TASK DETAILS:
Make an exact copy of all the records.

○ ○ ○

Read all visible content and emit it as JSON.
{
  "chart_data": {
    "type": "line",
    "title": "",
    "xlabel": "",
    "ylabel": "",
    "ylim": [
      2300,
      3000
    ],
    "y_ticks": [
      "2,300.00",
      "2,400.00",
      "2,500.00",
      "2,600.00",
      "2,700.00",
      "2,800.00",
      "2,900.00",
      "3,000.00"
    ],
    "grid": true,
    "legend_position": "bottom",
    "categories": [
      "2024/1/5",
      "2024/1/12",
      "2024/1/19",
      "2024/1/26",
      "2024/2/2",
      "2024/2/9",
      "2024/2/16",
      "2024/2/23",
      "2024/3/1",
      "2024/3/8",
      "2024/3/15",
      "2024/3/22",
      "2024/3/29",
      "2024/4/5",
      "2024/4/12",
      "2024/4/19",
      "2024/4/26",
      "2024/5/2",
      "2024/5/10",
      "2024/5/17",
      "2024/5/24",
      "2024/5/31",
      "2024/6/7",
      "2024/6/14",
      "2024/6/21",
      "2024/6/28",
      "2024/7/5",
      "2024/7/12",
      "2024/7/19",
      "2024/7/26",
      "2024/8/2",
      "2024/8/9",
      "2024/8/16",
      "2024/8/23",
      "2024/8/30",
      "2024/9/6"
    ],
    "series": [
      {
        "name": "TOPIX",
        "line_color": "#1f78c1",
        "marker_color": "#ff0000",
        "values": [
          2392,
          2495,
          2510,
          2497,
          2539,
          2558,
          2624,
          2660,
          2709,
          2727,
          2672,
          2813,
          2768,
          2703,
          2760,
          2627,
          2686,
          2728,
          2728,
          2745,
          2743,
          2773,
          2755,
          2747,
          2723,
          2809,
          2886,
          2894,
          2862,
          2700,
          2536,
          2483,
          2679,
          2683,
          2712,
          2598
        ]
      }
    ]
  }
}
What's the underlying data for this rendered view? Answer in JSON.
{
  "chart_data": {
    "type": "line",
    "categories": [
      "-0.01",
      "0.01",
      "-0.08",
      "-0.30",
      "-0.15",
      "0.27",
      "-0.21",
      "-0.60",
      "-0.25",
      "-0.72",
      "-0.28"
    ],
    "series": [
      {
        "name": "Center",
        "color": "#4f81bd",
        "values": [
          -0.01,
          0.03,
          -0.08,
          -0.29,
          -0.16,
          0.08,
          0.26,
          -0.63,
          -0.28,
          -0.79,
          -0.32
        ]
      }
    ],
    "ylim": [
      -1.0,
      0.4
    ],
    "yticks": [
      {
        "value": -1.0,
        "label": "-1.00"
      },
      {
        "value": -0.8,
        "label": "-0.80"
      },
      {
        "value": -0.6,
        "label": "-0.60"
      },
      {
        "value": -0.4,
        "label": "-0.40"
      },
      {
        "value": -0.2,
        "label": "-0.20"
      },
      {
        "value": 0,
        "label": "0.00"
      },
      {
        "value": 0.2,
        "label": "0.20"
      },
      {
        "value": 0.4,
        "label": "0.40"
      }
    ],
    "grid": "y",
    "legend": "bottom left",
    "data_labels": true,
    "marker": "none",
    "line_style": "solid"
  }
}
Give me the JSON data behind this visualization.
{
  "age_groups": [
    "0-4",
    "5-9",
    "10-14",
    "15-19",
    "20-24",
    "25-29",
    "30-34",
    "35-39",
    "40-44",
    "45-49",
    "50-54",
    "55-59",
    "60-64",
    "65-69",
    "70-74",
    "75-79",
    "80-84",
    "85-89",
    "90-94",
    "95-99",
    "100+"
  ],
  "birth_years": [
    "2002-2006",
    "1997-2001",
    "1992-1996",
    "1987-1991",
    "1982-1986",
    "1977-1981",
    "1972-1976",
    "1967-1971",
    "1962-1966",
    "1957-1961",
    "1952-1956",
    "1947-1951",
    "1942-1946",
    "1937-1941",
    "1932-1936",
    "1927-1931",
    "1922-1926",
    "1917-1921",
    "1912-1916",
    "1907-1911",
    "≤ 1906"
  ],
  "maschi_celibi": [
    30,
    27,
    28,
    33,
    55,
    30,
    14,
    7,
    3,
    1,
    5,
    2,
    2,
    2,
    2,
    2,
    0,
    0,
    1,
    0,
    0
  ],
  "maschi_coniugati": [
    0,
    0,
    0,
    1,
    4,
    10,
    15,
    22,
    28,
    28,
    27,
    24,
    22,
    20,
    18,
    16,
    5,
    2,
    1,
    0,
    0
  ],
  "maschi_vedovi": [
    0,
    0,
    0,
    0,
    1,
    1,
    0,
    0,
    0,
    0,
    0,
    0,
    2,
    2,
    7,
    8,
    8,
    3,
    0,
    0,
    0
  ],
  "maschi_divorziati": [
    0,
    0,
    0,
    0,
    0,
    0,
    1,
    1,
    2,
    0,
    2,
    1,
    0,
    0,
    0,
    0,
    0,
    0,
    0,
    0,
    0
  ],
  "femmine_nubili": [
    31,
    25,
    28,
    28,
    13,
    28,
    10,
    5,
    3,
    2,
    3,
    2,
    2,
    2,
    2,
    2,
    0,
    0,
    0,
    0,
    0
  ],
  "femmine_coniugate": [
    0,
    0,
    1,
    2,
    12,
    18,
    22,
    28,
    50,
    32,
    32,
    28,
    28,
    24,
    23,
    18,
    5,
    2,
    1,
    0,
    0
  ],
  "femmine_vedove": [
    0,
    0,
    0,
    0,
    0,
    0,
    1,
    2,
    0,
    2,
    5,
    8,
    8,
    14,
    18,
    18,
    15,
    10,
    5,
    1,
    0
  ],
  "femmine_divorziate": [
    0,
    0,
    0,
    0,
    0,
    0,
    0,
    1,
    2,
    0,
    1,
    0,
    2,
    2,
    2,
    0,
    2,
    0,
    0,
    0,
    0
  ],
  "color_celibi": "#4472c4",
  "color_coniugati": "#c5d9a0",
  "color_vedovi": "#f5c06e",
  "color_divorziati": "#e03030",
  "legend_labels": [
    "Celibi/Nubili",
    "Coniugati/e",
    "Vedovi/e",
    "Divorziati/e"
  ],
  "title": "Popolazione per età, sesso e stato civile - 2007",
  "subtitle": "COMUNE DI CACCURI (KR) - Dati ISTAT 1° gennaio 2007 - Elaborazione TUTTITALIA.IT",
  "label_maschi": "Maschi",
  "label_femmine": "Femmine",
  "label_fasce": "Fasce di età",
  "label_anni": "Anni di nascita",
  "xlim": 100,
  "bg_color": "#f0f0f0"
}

○ ○ ○

SOLUTION:
Read all visible content and emit it as JSON.
{
  "chart_data": {
    "type": "line",
    "title": "",
    "xlabel": "",
    "ylabel": "",
    "ylim": [
      2300,
      3000
    ],
    "y_ticks": [
      "2,300.00",
      "2,400.00",
      "2,500.00",
      "2,600.00",
      "2,700.00",
      "2,800.00",
      "2,900.00",
      "3,000.00"
    ],
    "grid": true,
    "legend_position": "bottom",
    "categories": [
      "2024/1/5",
      "2024/1/12",
      "2024/1/19",
      "2024/1/26",
      "2024/2/2",
      "2024/2/9",
      "2024/2/16",
      "2024/2/23",
      "2024/3/1",
      "2024/3/8",
      "2024/3/15",
      "2024/3/22",
      "2024/3/29",
      "2024/4/5",
      "2024/4/12",
      "2024/4/19",
      "2024/4/26",
      "2024/5/2",
      "2024/5/10",
      "2024/5/17",
      "2024/5/24",
      "2024/5/31",
      "2024/6/7",
      "2024/6/14",
      "2024/6/21",
      "2024/6/28",
      "2024/7/5",
      "2024/7/12",
      "2024/7/19",
      "2024/7/26",
      "2024/8/2",
      "2024/8/9",
      "2024/8/16",
      "2024/8/23",
      "2024/8/30",
      "2024/9/6"
    ],
    "series": [
      {
        "name": "TOPIX",
        "line_color": "#1f78c1",
        "marker_color": "#ff0000",
        "values": [
          2392,
          2495,
          2510,
          2497,
          2539,
          2558,
          2624,
          2660,
          2709,
          2727,
          2672,
          2813,
          2768,
          2703,
          2760,
          2627,
          2686,
          2728,
          2728,
          2745,
          2743,
          2773,
          2755,
          2747,
          2723,
          2809,
          2886,
          2894,
          2862,
          2700,
          2536,
          2483,
          2679,
          2683,
          2712,
          2598
        ]
      }
    ]
  }
}
What's the underlying data for this rendered view? Answer in JSON.
{
  "chart_data": {
    "type": "line",
    "categories": [
      "-0.01",
      "0.01",
      "-0.08",
      "-0.30",
      "-0.15",
      "0.27",
      "-0.21",
      "-0.60",
      "-0.25",
      "-0.72",
      "-0.28"
    ],
    "series": [
      {
        "name": "Center",
        "color": "#4f81bd",
        "values": [
          -0.01,
          0.03,
          -0.08,
          -0.29,
          -0.16,
          0.08,
          0.26,
          -0.63,
          -0.28,
          -0.79,
          -0.32
        ]
      }
    ],
    "ylim": [
      -1.0,
      0.4
    ],
    "yticks": [
      {
        "value": -1.0,
        "label": "-1.00"
      },
      {
        "value": -0.8,
        "label": "-0.80"
      },
      {
        "value": -0.6,
        "label": "-0.60"
      },
      {
        "value": -0.4,
        "label": "-0.40"
      },
      {
        "value": -0.2,
        "label": "-0.20"
      },
      {
        "value": 0,
        "label": "0.00"
      },
      {
        "value": 0.2,
        "label": "0.20"
      },
      {
        "value": 0.4,
        "label": "0.40"
      }
    ],
    "grid": "y",
    "legend": "bottom left",
    "data_labels": true,
    "marker": "none",
    "line_style": "solid"
  }
}
Give me the JSON data behind this visualization.
{
  "age_groups": [
    "0-4",
    "5-9",
    "10-14",
    "15-19",
    "20-24",
    "25-29",
    "30-34",
    "35-39",
    "40-44",
    "45-49",
    "50-54",
    "55-59",
    "60-64",
    "65-69",
    "70-74",
    "75-79",
    "80-84",
    "85-89",
    "90-94",
    "95-99",
    "100+"
  ],
  "birth_years": [
    "2002-2006",
    "1997-2001",
    "1992-1996",
    "1987-1991",
    "1982-1986",
    "1977-1981",
    "1972-1976",
    "1967-1971",
    "1962-1966",
    "1957-1961",
    "1952-1956",
    "1947-1951",
    "1942-1946",
    "1937-1941",
    "1932-1936",
    "1927-1931",
    "1922-1926",
    "1917-1921",
    "1912-1916",
    "1907-1911",
    "≤ 1906"
  ],
  "maschi_celibi": [
    30,
    27,
    28,
    33,
    55,
    30,
    14,
    7,
    3,
    1,
    5,
    2,
    2,
    2,
    2,
    2,
    0,
    0,
    1,
    0,
    0
  ],
  "maschi_coniugati": [
    0,
    0,
    0,
    1,
    4,
    10,
    15,
    22,
    28,
    28,
    27,
    24,
    22,
    20,
    18,
    16,
    5,
    2,
    1,
    0,
    0
  ],
  "maschi_vedovi": [
    0,
    0,
    0,
    0,
    1,
    1,
    0,
    0,
    0,
    0,
    0,
    0,
    2,
    2,
    7,
    8,
    8,
    3,
    0,
    0,
    0
  ],
  "maschi_divorziati": [
    0,
    0,
    0,
    0,
    0,
    0,
    1,
    1,
    2,
    0,
    2,
    1,
    0,
    0,
    0,
    0,
    0,
    0,
    0,
    0,
    0
  ],
  "femmine_nubili": [
    31,
    25,
    28,
    28,
    13,
    28,
    10,
    5,
    3,
    2,
    3,
    2,
    2,
    2,
    2,
    2,
    0,
    0,
    0,
    0,
    0
  ],
  "femmine_coniugate": [
    0,
    0,
    1,
    2,
    12,
    18,
    22,
    28,
    50,
    32,
    32,
    28,
    28,
    24,
    23,
    18,
    5,
    2,
    1,
    0,
    0
  ],
  "femmine_vedove": [
    0,
    0,
    0,
    0,
    0,
    0,
    1,
    2,
    0,
    2,
    5,
    8,
    8,
    14,
    18,
    18,
    15,
    10,
    5,
    1,
    0
  ],
  "femmine_divorziate": [
    0,
    0,
    0,
    0,
    0,
    0,
    0,
    1,
    2,
    0,
    1,
    0,
    2,
    2,
    2,
    0,
    2,
    0,
    0,
    0,
    0
  ],
  "color_celibi": "#4472c4",
  "color_coniugati": "#c5d9a0",
  "color_vedovi": "#f5c06e",
  "color_divorziati": "#e03030",
  "legend_labels": [
    "Celibi/Nubili",
    "Coniugati/e",
    "Vedovi/e",
    "Divorziati/e"
  ],
  "title": "Popolazione per età, sesso e stato civile - 2007",
  "subtitle": "COMUNE DI CACCURI (KR) - Dati ISTAT 1° gennaio 2007 - Elaborazione TUTTITALIA.IT",
  "label_maschi": "Maschi",
  "label_femmine": "Femmine",
  "label_fasce": "Fasce di età",
  "label_anni": "Anni di nascita",
  "xlim": 100,
  "bg_color": "#f0f0f0"
}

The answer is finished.